**What the exercise asks**:
With the pictures omitted, write out the entries that follow exactly as they stand.

**Saved entries**:
==*==

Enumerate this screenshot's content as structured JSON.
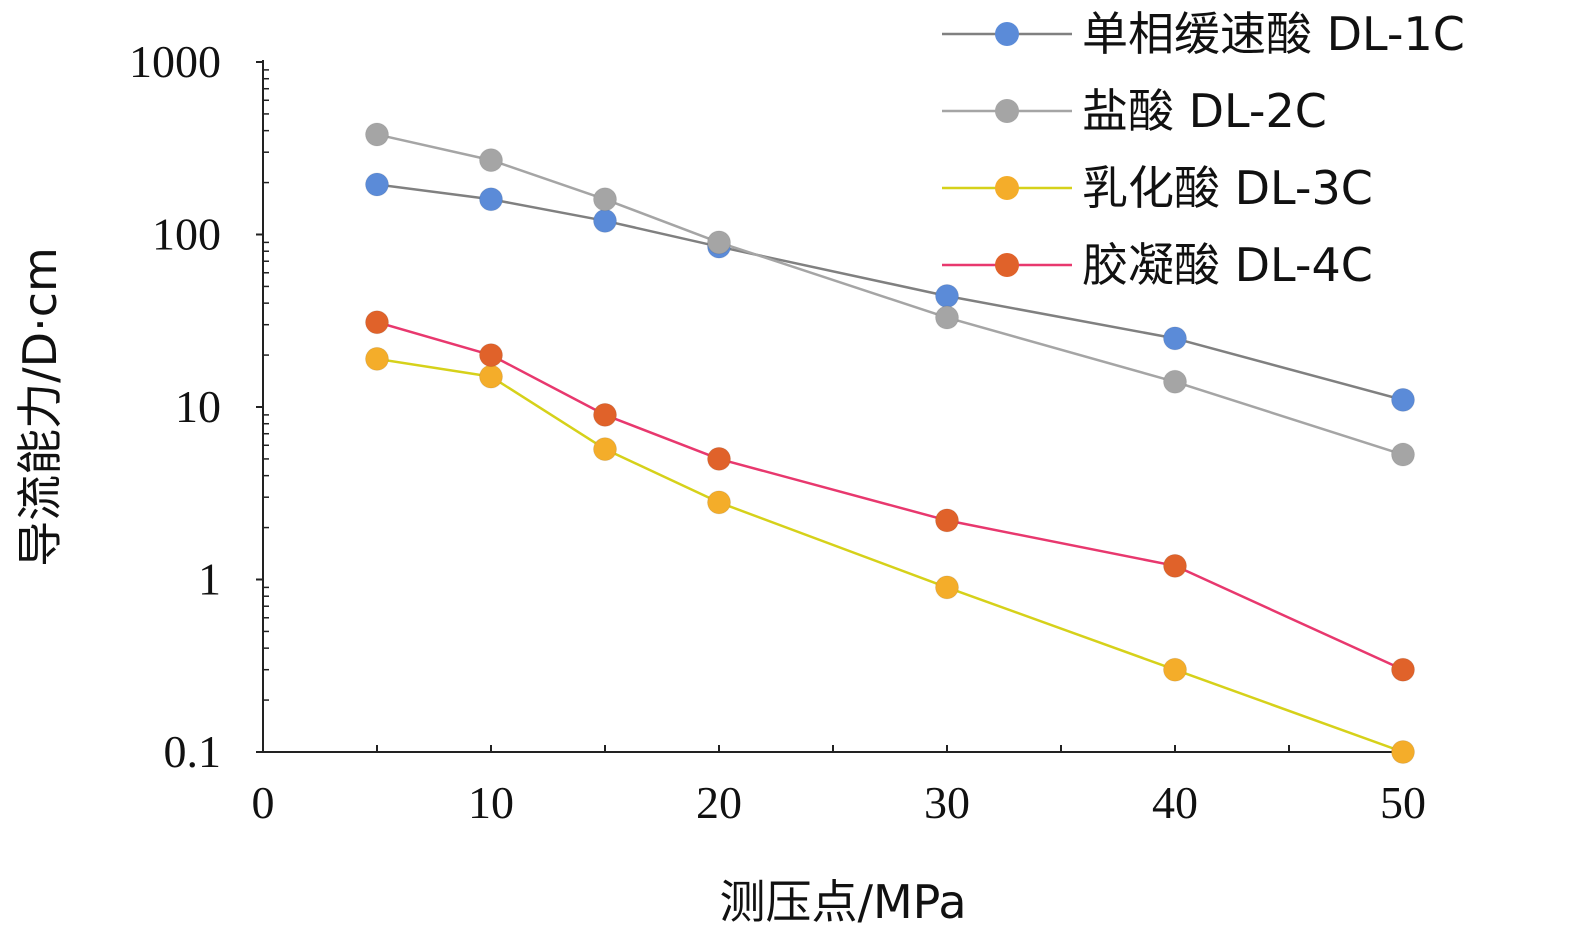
{
  "chart_data": {
    "type": "line",
    "title": "",
    "xlabel": "测压点/MPa",
    "ylabel": "导流能力/D·cm",
    "xlim": [
      0,
      50
    ],
    "ylim": [
      0.1,
      1000
    ],
    "yscale": "log",
    "x_ticks": [
      0,
      10,
      20,
      30,
      40,
      50
    ],
    "x_tick_labels": [
      "0",
      "10",
      "20",
      "30",
      "40",
      "50"
    ],
    "y_ticks": [
      0.1,
      1,
      10,
      100,
      1000
    ],
    "y_tick_labels": [
      "0.1",
      "1",
      "10",
      "100",
      "1000"
    ],
    "grid": false,
    "legend_position": "top-right",
    "x": [
      5,
      10,
      15,
      20,
      30,
      40,
      50
    ],
    "series": [
      {
        "name": "单相缓速酸 DL-1C",
        "marker_color": "#5b8bd8",
        "line_color": "#808080",
        "values": [
          195,
          160,
          120,
          85,
          44,
          25,
          11
        ]
      },
      {
        "name": "盐酸 DL-2C",
        "marker_color": "#a5a5a5",
        "line_color": "#a5a5a5",
        "values": [
          380,
          270,
          160,
          90,
          33,
          14,
          5.3
        ]
      },
      {
        "name": "乳化酸 DL-3C",
        "marker_color": "#f4ad2a",
        "line_color": "#d6d11a",
        "values": [
          19,
          15,
          5.7,
          2.8,
          0.9,
          0.3,
          0.1
        ]
      },
      {
        "name": "胶凝酸 DL-4C",
        "marker_color": "#e0622a",
        "line_color": "#e8386e",
        "values": [
          31,
          20,
          9,
          5,
          2.2,
          1.2,
          0.3
        ]
      }
    ]
  }
}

==*==

**The answer**:
Enumerate this screenshot's content as structured JSON.
{
  "chart_data": {
    "type": "line",
    "title": "",
    "xlabel": "测压点/MPa",
    "ylabel": "导流能力/D·cm",
    "xlim": [
      0,
      50
    ],
    "ylim": [
      0.1,
      1000
    ],
    "yscale": "log",
    "x_ticks": [
      0,
      10,
      20,
      30,
      40,
      50
    ],
    "x_tick_labels": [
      "0",
      "10",
      "20",
      "30",
      "40",
      "50"
    ],
    "y_ticks": [
      0.1,
      1,
      10,
      100,
      1000
    ],
    "y_tick_labels": [
      "0.1",
      "1",
      "10",
      "100",
      "1000"
    ],
    "grid": false,
    "legend_position": "top-right",
    "x": [
      5,
      10,
      15,
      20,
      30,
      40,
      50
    ],
    "series": [
      {
        "name": "单相缓速酸 DL-1C",
        "marker_color": "#5b8bd8",
        "line_color": "#808080",
        "values": [
          195,
          160,
          120,
          85,
          44,
          25,
          11
        ]
      },
      {
        "name": "盐酸 DL-2C",
        "marker_color": "#a5a5a5",
        "line_color": "#a5a5a5",
        "values": [
          380,
          270,
          160,
          90,
          33,
          14,
          5.3
        ]
      },
      {
        "name": "乳化酸 DL-3C",
        "marker_color": "#f4ad2a",
        "line_color": "#d6d11a",
        "values": [
          19,
          15,
          5.7,
          2.8,
          0.9,
          0.3,
          0.1
        ]
      },
      {
        "name": "胶凝酸 DL-4C",
        "marker_color": "#e0622a",
        "line_color": "#e8386e",
        "values": [
          31,
          20,
          9,
          5,
          2.2,
          1.2,
          0.3
        ]
      }
    ]
  }
}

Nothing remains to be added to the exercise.